Work to do — Select the lines below containing the word "value".

## begin Dataset records

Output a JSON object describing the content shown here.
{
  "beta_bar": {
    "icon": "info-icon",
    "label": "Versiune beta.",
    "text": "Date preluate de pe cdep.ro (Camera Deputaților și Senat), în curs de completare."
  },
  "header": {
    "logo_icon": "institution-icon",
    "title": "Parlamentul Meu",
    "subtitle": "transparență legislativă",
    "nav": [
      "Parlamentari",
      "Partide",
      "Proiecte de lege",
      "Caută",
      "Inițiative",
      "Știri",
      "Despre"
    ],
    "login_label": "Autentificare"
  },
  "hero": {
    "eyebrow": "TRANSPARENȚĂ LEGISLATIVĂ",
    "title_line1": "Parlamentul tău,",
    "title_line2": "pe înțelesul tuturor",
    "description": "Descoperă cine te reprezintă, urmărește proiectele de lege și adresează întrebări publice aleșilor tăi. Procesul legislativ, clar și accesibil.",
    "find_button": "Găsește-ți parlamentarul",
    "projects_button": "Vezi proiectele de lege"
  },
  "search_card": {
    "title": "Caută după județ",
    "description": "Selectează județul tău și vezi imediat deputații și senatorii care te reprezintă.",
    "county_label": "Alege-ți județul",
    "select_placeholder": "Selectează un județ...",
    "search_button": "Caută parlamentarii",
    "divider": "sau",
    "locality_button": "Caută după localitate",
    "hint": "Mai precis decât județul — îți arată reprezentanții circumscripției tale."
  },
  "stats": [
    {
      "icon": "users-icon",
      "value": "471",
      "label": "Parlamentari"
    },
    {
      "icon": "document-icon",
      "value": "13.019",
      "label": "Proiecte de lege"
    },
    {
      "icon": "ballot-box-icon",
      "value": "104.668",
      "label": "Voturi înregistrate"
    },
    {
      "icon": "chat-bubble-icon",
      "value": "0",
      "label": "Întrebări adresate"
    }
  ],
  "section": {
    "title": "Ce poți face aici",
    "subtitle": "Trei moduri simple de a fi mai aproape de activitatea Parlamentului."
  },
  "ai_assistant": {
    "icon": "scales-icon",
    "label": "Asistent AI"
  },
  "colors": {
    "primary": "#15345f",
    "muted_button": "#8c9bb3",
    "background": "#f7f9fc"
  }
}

## end Dataset records

Output for this task —
      "value": "471",
      "value": "13.019",
      "value": "104.668",
      "value": "0",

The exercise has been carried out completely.